----- GIVEN ENTRIES
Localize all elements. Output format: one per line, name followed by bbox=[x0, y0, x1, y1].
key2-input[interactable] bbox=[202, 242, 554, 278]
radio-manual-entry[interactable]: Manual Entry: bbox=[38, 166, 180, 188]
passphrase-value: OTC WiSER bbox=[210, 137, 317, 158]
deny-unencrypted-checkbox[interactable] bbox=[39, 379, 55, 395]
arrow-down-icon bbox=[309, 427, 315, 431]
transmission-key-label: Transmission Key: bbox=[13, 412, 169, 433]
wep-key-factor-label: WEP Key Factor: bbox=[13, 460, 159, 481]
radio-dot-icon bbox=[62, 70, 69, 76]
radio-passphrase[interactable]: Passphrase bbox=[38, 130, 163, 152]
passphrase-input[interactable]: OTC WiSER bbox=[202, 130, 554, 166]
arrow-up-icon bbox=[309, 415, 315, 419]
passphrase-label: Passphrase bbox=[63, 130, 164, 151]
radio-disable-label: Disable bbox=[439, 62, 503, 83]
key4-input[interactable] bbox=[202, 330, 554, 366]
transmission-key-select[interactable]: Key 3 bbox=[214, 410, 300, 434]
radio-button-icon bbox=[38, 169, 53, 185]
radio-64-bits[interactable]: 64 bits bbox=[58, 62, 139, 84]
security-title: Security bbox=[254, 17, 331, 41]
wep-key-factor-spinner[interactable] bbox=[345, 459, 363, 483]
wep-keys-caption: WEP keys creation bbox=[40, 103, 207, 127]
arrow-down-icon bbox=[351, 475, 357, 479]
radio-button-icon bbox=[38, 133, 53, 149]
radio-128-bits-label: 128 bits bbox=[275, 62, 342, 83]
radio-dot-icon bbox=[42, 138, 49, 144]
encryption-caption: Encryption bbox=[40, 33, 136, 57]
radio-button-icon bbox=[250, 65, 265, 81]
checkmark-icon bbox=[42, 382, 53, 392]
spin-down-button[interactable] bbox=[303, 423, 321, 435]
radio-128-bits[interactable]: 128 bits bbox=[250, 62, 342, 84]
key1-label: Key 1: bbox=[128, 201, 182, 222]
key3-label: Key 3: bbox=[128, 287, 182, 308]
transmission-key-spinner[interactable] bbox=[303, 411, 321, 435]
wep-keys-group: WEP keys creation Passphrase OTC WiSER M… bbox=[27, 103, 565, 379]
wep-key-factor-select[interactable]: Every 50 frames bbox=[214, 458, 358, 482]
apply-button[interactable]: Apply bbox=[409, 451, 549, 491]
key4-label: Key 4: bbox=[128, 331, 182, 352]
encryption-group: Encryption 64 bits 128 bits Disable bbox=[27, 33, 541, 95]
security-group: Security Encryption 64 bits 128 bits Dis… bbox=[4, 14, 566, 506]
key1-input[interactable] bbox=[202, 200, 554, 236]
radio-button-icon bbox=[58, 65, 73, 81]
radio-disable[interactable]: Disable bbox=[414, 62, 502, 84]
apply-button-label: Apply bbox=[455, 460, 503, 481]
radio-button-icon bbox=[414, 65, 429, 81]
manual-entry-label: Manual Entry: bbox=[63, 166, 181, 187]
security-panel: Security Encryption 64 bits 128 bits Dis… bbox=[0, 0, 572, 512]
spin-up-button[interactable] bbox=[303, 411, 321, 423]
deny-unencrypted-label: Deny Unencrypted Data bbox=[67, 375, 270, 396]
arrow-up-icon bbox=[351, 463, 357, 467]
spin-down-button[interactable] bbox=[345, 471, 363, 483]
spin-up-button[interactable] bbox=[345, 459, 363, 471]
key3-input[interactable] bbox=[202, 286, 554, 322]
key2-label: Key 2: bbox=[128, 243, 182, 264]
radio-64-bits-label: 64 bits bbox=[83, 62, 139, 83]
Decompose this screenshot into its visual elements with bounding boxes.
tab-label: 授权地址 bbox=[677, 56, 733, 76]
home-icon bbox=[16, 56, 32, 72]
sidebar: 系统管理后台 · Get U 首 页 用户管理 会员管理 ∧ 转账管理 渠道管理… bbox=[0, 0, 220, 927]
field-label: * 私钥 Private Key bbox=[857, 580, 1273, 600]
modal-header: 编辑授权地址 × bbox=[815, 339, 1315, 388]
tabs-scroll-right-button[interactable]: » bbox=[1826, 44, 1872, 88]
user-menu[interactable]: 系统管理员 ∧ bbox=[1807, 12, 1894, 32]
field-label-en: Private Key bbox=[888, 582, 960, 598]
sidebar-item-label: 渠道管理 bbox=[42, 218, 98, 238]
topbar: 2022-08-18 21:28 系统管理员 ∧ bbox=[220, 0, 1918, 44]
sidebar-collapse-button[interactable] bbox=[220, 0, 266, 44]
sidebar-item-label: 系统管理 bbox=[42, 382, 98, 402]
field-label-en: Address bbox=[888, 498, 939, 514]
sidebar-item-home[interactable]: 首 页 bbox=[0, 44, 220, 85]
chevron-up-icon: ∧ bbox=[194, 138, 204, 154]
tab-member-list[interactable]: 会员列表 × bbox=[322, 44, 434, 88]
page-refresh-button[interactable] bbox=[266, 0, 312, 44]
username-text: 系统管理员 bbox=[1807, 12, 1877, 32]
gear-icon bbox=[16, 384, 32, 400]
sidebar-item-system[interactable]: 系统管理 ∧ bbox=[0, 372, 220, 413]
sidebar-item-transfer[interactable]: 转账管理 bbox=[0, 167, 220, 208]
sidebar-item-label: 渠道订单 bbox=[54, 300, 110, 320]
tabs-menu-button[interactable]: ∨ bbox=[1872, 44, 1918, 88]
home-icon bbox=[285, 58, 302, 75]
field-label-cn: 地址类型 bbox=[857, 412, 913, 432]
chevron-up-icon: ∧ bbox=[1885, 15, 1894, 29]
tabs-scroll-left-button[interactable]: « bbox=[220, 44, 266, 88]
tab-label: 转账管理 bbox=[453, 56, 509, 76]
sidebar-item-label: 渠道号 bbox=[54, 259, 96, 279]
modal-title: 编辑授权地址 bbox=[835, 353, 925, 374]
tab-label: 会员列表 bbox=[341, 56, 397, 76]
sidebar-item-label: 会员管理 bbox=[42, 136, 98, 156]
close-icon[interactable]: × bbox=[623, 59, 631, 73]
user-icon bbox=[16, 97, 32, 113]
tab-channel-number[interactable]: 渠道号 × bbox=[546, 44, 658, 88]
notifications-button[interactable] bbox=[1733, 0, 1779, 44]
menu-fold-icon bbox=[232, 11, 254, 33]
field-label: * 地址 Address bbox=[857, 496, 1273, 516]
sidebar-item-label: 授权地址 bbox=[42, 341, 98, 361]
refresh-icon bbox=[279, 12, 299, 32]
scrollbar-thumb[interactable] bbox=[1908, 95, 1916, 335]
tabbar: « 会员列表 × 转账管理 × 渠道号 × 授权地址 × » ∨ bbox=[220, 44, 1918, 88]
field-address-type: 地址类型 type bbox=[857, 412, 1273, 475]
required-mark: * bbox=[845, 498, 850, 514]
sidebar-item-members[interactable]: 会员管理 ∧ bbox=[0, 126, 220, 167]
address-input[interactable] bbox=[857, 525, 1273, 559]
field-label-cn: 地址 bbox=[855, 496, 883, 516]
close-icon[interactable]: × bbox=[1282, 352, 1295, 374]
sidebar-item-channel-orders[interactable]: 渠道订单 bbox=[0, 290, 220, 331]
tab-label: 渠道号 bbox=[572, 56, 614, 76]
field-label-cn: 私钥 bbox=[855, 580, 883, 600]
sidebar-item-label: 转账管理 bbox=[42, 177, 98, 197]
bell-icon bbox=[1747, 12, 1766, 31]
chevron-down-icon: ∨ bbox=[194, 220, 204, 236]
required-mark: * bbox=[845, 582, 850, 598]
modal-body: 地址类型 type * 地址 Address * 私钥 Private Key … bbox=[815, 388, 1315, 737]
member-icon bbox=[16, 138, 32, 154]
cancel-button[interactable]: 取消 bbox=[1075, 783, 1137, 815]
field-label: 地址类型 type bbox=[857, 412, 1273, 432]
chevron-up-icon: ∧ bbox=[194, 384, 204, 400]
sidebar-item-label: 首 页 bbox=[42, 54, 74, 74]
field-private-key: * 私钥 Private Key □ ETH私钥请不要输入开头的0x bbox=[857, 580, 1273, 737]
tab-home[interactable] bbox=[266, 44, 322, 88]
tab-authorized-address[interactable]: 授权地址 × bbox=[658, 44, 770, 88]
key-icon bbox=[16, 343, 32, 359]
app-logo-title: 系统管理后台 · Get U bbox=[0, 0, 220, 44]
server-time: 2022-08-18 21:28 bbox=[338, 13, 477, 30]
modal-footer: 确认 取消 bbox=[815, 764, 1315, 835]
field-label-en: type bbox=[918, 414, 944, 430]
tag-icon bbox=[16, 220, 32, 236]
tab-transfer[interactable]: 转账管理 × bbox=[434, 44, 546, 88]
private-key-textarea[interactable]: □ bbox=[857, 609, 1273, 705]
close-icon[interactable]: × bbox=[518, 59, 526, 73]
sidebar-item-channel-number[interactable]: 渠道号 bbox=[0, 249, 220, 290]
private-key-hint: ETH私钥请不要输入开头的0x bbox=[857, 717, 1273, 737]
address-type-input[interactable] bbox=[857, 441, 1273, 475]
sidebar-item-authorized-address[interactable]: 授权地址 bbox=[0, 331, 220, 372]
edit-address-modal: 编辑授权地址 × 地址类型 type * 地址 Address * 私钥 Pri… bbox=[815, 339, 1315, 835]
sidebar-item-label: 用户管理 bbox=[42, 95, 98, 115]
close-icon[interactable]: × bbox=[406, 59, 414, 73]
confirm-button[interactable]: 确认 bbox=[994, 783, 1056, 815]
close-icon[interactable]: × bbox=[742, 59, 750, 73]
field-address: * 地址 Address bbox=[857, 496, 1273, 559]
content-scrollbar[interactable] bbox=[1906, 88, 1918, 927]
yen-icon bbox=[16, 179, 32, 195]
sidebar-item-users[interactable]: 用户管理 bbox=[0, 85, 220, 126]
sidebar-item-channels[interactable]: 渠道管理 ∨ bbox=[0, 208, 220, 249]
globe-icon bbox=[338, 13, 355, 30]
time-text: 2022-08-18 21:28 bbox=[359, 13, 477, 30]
----------
**TASK OBJECTIVE:**
Reproduce the listing from its first line through the line containing "130, 163, 152]", inclusive, swapping "[interactable]" for "[clickable]" and leaving everything else unchanged.

**RESULT OF THIS EXERCISE:**
Localize all elements. Output format: one per line, name followed by bbox=[x0, y0, x1, y1].
key2-input[clickable] bbox=[202, 242, 554, 278]
radio-manual-entry[clickable]: Manual Entry: bbox=[38, 166, 180, 188]
passphrase-value: OTC WiSER bbox=[210, 137, 317, 158]
deny-unencrypted-checkbox[clickable] bbox=[39, 379, 55, 395]
arrow-down-icon bbox=[309, 427, 315, 431]
transmission-key-label: Transmission Key: bbox=[13, 412, 169, 433]
wep-key-factor-label: WEP Key Factor: bbox=[13, 460, 159, 481]
radio-dot-icon bbox=[62, 70, 69, 76]
radio-passphrase[clickable]: Passphrase bbox=[38, 130, 163, 152]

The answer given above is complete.